OBJECTIVE:
Return, word for word, every line that follows.

--- start INPUT DATA ---

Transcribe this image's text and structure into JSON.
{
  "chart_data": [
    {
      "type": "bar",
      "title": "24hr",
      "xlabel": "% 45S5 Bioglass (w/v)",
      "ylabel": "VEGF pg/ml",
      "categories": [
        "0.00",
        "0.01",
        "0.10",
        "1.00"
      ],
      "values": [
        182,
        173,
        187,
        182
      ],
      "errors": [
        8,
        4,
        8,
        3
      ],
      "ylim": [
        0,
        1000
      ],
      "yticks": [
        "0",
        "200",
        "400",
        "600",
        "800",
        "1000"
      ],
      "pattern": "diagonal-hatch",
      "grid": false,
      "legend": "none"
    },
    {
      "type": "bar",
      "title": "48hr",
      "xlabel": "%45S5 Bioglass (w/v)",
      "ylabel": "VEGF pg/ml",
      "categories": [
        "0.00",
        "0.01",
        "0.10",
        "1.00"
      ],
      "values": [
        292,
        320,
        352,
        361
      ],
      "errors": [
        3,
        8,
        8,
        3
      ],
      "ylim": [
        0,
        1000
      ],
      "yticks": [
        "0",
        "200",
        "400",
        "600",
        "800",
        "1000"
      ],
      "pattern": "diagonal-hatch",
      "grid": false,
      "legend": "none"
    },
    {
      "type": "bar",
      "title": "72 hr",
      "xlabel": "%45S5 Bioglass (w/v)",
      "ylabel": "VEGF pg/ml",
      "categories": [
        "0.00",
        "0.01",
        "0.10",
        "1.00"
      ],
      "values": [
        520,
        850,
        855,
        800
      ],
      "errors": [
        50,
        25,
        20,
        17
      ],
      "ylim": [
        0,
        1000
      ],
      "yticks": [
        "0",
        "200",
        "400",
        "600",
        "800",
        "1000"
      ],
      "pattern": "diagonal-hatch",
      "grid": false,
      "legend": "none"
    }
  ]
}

--- end INPUT DATA ---

FINISHED ANSWER:
Transcribe this image's text and structure into JSON.
{
  "chart_data": [
    {
      "type": "bar",
      "title": "24hr",
      "xlabel": "% 45S5 Bioglass (w/v)",
      "ylabel": "VEGF pg/ml",
      "categories": [
        "0.00",
        "0.01",
        "0.10",
        "1.00"
      ],
      "values": [
        182,
        173,
        187,
        182
      ],
      "errors": [
        8,
        4,
        8,
        3
      ],
      "ylim": [
        0,
        1000
      ],
      "yticks": [
        "0",
        "200",
        "400",
        "600",
        "800",
        "1000"
      ],
      "pattern": "diagonal-hatch",
      "grid": false,
      "legend": "none"
    },
    {
      "type": "bar",
      "title": "48hr",
      "xlabel": "%45S5 Bioglass (w/v)",
      "ylabel": "VEGF pg/ml",
      "categories": [
        "0.00",
        "0.01",
        "0.10",
        "1.00"
      ],
      "values": [
        292,
        320,
        352,
        361
      ],
      "errors": [
        3,
        8,
        8,
        3
      ],
      "ylim": [
        0,
        1000
      ],
      "yticks": [
        "0",
        "200",
        "400",
        "600",
        "800",
        "1000"
      ],
      "pattern": "diagonal-hatch",
      "grid": false,
      "legend": "none"
    },
    {
      "type": "bar",
      "title": "72 hr",
      "xlabel": "%45S5 Bioglass (w/v)",
      "ylabel": "VEGF pg/ml",
      "categories": [
        "0.00",
        "0.01",
        "0.10",
        "1.00"
      ],
      "values": [
        520,
        850,
        855,
        800
      ],
      "errors": [
        50,
        25,
        20,
        17
      ],
      "ylim": [
        0,
        1000
      ],
      "yticks": [
        "0",
        "200",
        "400",
        "600",
        "800",
        "1000"
      ],
      "pattern": "diagonal-hatch",
      "grid": false,
      "legend": "none"
    }
  ]
}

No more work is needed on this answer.